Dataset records
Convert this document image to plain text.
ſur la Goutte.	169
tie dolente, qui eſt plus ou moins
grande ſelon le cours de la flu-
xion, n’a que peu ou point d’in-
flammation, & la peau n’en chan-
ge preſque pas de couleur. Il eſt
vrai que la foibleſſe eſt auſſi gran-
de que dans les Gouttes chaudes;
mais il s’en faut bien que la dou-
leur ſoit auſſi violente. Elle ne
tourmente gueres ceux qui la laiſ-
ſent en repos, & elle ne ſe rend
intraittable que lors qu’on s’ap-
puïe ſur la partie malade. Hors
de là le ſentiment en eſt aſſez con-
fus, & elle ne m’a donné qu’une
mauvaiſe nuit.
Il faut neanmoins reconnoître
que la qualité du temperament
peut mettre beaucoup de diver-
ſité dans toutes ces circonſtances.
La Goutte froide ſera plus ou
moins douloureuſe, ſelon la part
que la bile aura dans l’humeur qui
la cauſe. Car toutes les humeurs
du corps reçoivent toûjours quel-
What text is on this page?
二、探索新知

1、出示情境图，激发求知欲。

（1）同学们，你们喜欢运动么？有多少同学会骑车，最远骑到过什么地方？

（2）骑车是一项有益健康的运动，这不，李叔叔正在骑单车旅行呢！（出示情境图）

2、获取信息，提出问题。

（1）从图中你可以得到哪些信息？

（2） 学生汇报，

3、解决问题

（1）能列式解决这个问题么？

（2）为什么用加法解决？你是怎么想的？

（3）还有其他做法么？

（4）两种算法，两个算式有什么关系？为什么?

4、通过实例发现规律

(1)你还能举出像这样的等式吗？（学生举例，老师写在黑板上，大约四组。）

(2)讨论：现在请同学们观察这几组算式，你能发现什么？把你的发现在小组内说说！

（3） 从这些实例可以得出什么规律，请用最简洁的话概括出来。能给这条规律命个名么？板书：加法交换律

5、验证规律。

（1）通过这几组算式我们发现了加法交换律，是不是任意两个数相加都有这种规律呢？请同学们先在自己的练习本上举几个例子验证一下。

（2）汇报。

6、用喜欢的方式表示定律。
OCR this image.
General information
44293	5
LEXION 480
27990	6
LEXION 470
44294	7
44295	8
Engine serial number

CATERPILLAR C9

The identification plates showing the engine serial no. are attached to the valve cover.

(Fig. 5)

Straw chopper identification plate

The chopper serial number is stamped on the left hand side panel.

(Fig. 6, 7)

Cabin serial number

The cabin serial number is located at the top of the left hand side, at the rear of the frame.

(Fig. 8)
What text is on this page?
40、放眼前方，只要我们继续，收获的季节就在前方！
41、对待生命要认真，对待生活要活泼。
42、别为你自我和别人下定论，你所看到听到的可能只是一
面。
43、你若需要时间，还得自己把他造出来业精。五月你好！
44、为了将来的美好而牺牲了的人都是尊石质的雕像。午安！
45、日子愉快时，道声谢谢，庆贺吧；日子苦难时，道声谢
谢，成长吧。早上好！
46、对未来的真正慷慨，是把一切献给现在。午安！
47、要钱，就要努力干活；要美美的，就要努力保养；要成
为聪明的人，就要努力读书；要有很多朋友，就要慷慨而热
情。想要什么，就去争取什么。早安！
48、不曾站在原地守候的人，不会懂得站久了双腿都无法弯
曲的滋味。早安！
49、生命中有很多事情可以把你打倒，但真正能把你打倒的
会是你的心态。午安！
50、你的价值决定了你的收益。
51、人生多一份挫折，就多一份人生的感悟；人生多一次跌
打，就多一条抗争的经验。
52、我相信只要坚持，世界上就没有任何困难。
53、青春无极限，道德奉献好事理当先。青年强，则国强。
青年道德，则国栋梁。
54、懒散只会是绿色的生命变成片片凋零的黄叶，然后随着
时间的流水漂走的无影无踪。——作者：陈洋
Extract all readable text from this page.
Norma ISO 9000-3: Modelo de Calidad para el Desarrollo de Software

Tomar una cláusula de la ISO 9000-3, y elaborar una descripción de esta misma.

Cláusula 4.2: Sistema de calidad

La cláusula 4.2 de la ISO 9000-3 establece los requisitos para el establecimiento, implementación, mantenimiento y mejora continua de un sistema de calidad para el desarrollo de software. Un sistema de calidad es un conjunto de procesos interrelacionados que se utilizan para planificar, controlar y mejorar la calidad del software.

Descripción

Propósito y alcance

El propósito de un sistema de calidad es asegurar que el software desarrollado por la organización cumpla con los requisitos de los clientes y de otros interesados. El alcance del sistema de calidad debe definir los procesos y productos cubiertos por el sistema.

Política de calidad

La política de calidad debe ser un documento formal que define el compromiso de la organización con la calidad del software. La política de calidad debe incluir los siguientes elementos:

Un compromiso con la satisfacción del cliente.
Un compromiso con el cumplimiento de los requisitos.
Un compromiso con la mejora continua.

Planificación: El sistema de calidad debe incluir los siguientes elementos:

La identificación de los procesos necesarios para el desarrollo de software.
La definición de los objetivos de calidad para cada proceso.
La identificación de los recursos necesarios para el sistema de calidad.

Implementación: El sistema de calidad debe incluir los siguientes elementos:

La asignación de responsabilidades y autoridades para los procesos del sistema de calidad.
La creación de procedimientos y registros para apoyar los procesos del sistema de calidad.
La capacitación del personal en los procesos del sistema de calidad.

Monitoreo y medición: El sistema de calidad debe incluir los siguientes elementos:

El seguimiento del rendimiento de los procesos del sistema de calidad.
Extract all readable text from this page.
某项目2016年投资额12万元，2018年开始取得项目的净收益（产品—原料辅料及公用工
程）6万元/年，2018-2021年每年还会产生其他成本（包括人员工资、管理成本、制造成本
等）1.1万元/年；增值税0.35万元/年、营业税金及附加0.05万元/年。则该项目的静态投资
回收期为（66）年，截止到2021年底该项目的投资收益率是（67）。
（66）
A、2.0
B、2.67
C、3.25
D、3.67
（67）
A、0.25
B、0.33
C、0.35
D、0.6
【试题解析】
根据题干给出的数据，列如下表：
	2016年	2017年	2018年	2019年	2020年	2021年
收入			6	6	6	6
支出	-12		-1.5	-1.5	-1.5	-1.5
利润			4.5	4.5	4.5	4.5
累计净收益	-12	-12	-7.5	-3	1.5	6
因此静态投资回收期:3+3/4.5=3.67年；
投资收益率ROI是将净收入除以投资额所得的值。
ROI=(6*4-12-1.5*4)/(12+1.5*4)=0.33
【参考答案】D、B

Exercise goal
Transcribe the whole listing with nothing added or left out.

Written answer
Convert this document image to plain text.
ſur la Goutte.	169
tie dolente, qui eſt plus ou moins
grande ſelon le cours de la flu-
xion, n’a que peu ou point d’in-
flammation, & la peau n’en chan-
ge preſque pas de couleur. Il eſt
vrai que la foibleſſe eſt auſſi gran-
de que dans les Gouttes chaudes;
mais il s’en faut bien que la dou-
leur ſoit auſſi violente. Elle ne
tourmente gueres ceux qui la laiſ-
ſent en repos, & elle ne ſe rend
intraittable que lors qu’on s’ap-
puïe ſur la partie malade. Hors
de là le ſentiment en eſt aſſez con-
fus, & elle ne m’a donné qu’une
mauvaiſe nuit.
Il faut neanmoins reconnoître
que la qualité du temperament
peut mettre beaucoup de diver-
ſité dans toutes ces circonſtances.
La Goutte froide ſera plus ou
moins douloureuſe, ſelon la part
que la bile aura dans l’humeur qui
la cauſe. Car toutes les humeurs
du corps reçoivent toûjours quel-
What text is on this page?
二、探索新知

1、出示情境图，激发求知欲。

（1）同学们，你们喜欢运动么？有多少同学会骑车，最远骑到过什么地方？

（2）骑车是一项有益健康的运动，这不，李叔叔正在骑单车旅行呢！（出示情境图）

2、获取信息，提出问题。

（1）从图中你可以得到哪些信息？

（2） 学生汇报，

3、解决问题

（1）能列式解决这个问题么？

（2）为什么用加法解决？你是怎么想的？

（3）还有其他做法么？

（4）两种算法，两个算式有什么关系？为什么?

4、通过实例发现规律

(1)你还能举出像这样的等式吗？（学生举例，老师写在黑板上，大约四组。）

(2)讨论：现在请同学们观察这几组算式，你能发现什么？把你的发现在小组内说说！

（3） 从这些实例可以得出什么规律，请用最简洁的话概括出来。能给这条规律命个名么？板书：加法交换律

5、验证规律。

（1）通过这几组算式我们发现了加法交换律，是不是任意两个数相加都有这种规律呢？请同学们先在自己的练习本上举几个例子验证一下。

（2）汇报。

6、用喜欢的方式表示定律。
OCR this image.
General information
44293	5
LEXION 480
27990	6
LEXION 470
44294	7
44295	8
Engine serial number

CATERPILLAR C9

The identification plates showing the engine serial no. are attached to the valve cover.

(Fig. 5)

Straw chopper identification plate

The chopper serial number is stamped on the left hand side panel.

(Fig. 6, 7)

Cabin serial number

The cabin serial number is located at the top of the left hand side, at the rear of the frame.

(Fig. 8)
What text is on this page?
40、放眼前方，只要我们继续，收获的季节就在前方！
41、对待生命要认真，对待生活要活泼。
42、别为你自我和别人下定论，你所看到听到的可能只是一
面。
43、你若需要时间，还得自己把他造出来业精。五月你好！
44、为了将来的美好而牺牲了的人都是尊石质的雕像。午安！
45、日子愉快时，道声谢谢，庆贺吧；日子苦难时，道声谢
谢，成长吧。早上好！
46、对未来的真正慷慨，是把一切献给现在。午安！
47、要钱，就要努力干活；要美美的，就要努力保养；要成
为聪明的人，就要努力读书；要有很多朋友，就要慷慨而热
情。想要什么，就去争取什么。早安！
48、不曾站在原地守候的人，不会懂得站久了双腿都无法弯
曲的滋味。早安！
49、生命中有很多事情可以把你打倒，但真正能把你打倒的
会是你的心态。午安！
50、你的价值决定了你的收益。
51、人生多一份挫折，就多一份人生的感悟；人生多一次跌
打，就多一条抗争的经验。
52、我相信只要坚持，世界上就没有任何困难。
53、青春无极限，道德奉献好事理当先。青年强，则国强。
青年道德，则国栋梁。
54、懒散只会是绿色的生命变成片片凋零的黄叶，然后随着
时间的流水漂走的无影无踪。——作者：陈洋
Extract all readable text from this page.
Norma ISO 9000-3: Modelo de Calidad para el Desarrollo de Software

Tomar una cláusula de la ISO 9000-3, y elaborar una descripción de esta misma.

Cláusula 4.2: Sistema de calidad

La cláusula 4.2 de la ISO 9000-3 establece los requisitos para el establecimiento, implementación, mantenimiento y mejora continua de un sistema de calidad para el desarrollo de software. Un sistema de calidad es un conjunto de procesos interrelacionados que se utilizan para planificar, controlar y mejorar la calidad del software.

Descripción

Propósito y alcance

El propósito de un sistema de calidad es asegurar que el software desarrollado por la organización cumpla con los requisitos de los clientes y de otros interesados. El alcance del sistema de calidad debe definir los procesos y productos cubiertos por el sistema.

Política de calidad

La política de calidad debe ser un documento formal que define el compromiso de la organización con la calidad del software. La política de calidad debe incluir los siguientes elementos:

Un compromiso con la satisfacción del cliente.
Un compromiso con el cumplimiento de los requisitos.
Un compromiso con la mejora continua.

Planificación: El sistema de calidad debe incluir los siguientes elementos:

La identificación de los procesos necesarios para el desarrollo de software.
La definición de los objetivos de calidad para cada proceso.
La identificación de los recursos necesarios para el sistema de calidad.

Implementación: El sistema de calidad debe incluir los siguientes elementos:

La asignación de responsabilidades y autoridades para los procesos del sistema de calidad.
La creación de procedimientos y registros para apoyar los procesos del sistema de calidad.
La capacitación del personal en los procesos del sistema de calidad.

Monitoreo y medición: El sistema de calidad debe incluir los siguientes elementos:

El seguimiento del rendimiento de los procesos del sistema de calidad.
Extract all readable text from this page.
某项目2016年投资额12万元，2018年开始取得项目的净收益（产品—原料辅料及公用工
程）6万元/年，2018-2021年每年还会产生其他成本（包括人员工资、管理成本、制造成本
等）1.1万元/年；增值税0.35万元/年、营业税金及附加0.05万元/年。则该项目的静态投资
回收期为（66）年，截止到2021年底该项目的投资收益率是（67）。
（66）
A、2.0
B、2.67
C、3.25
D、3.67
（67）
A、0.25
B、0.33
C、0.35
D、0.6
【试题解析】
根据题干给出的数据，列如下表：
	2016年	2017年	2018年	2019年	2020年	2021年
收入			6	6	6	6
支出	-12		-1.5	-1.5	-1.5	-1.5
利润			4.5	4.5	4.5	4.5
累计净收益	-12	-12	-7.5	-3	1.5	6
因此静态投资回收期:3+3/4.5=3.67年；
投资收益率ROI是将净收入除以投资额所得的值。
ROI=(6*4-12-1.5*4)/(12+1.5*4)=0.33
【参考答案】D、B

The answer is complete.